Task details ▸ Return all lines where the word "月卡动物" can be found.

(begin)

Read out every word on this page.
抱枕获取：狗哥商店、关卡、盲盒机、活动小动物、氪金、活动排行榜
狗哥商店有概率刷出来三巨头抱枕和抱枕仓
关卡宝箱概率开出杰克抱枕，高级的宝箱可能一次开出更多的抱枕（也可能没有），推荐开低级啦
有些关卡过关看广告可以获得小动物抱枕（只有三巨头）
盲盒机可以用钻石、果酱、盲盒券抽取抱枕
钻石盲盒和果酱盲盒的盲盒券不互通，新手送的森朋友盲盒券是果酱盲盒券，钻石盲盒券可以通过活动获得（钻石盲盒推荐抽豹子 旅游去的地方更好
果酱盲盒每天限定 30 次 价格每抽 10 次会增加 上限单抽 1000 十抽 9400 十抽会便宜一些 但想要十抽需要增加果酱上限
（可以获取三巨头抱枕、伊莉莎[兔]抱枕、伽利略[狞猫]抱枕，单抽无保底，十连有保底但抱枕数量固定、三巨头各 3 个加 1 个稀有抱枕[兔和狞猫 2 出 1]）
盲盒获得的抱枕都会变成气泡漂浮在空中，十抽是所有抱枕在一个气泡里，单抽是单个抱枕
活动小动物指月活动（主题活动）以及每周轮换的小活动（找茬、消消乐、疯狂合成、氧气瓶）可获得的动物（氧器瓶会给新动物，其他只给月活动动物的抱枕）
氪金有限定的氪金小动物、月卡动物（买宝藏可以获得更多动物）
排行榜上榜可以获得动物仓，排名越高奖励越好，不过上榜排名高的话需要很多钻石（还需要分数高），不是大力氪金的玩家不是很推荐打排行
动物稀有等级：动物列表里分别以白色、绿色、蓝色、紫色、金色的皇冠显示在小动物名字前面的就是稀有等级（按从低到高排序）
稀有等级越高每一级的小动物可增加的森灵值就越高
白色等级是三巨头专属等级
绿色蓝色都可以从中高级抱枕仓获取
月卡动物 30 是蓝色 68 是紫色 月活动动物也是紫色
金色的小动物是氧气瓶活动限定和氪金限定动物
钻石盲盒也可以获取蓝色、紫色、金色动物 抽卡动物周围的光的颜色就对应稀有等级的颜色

(end)

Solution ▸
氪金有限定的氪金小动物、月卡动物（买宝藏可以获得更多动物）
月卡动物 30 是蓝色 68 是紫色 月活动动物也是紫色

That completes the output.